→ **Record list**:
------
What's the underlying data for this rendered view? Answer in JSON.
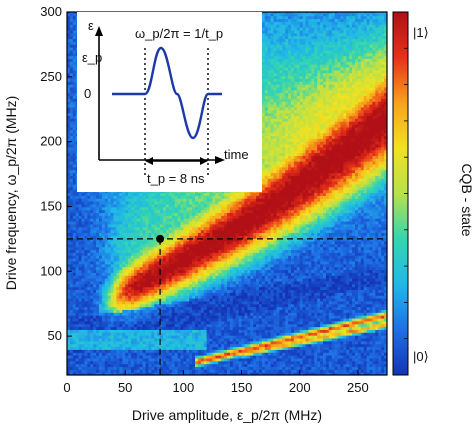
{
  "chart_data": {
    "type": "heatmap",
    "title": "",
    "xlabel": "Drive amplitude, ε_p/2π (MHz)",
    "ylabel": "Drive frequency, ω_p/2π (MHz)",
    "xlim": [
      0,
      275
    ],
    "ylim": [
      20,
      300
    ],
    "x_ticks": [
      "0",
      "50",
      "100",
      "150",
      "200",
      "250"
    ],
    "x_tick_values": [
      0,
      50,
      100,
      150,
      200,
      250
    ],
    "y_ticks": [
      "50",
      "100",
      "150",
      "200",
      "250",
      "300"
    ],
    "y_tick_values": [
      50,
      100,
      150,
      200,
      250,
      300
    ],
    "colorbar": {
      "label": "CQB - state",
      "top_label": "|1⟩",
      "bottom_label": "|0⟩",
      "colors": [
        "#1434b4",
        "#1e6fe6",
        "#21b8e8",
        "#33d6b0",
        "#b8e14a",
        "#f2e21f",
        "#f7a21c",
        "#e8301a",
        "#b01016"
      ]
    },
    "marker": {
      "x": 80,
      "y": 125
    },
    "features": [
      {
        "name": "main resonance band",
        "x_from": 20,
        "x_to": 275,
        "y_from": 85,
        "y_to": 230,
        "peak_x": 85,
        "peak_y": 100
      },
      {
        "name": "low-frequency multi-photon bands",
        "x_from": 110,
        "x_to": 275,
        "y_from": 28,
        "y_to": 62
      }
    ],
    "inset": {
      "title": "ω_p/2π = 1/t_p",
      "y_axis_label": "ε",
      "y_tick_label": "ε_p",
      "zero_label": "0",
      "x_axis_label": "time",
      "pulse_label": "t_p = 8 ns"
    }
  }
}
------
→ **Exercise instructions**: From the entries above, pull out each line that includes "frequency".

→ **Response**:
    "ylabel": "Drive frequency, ω_p/2π (MHz)",
        "name": "low-frequency multi-photon bands",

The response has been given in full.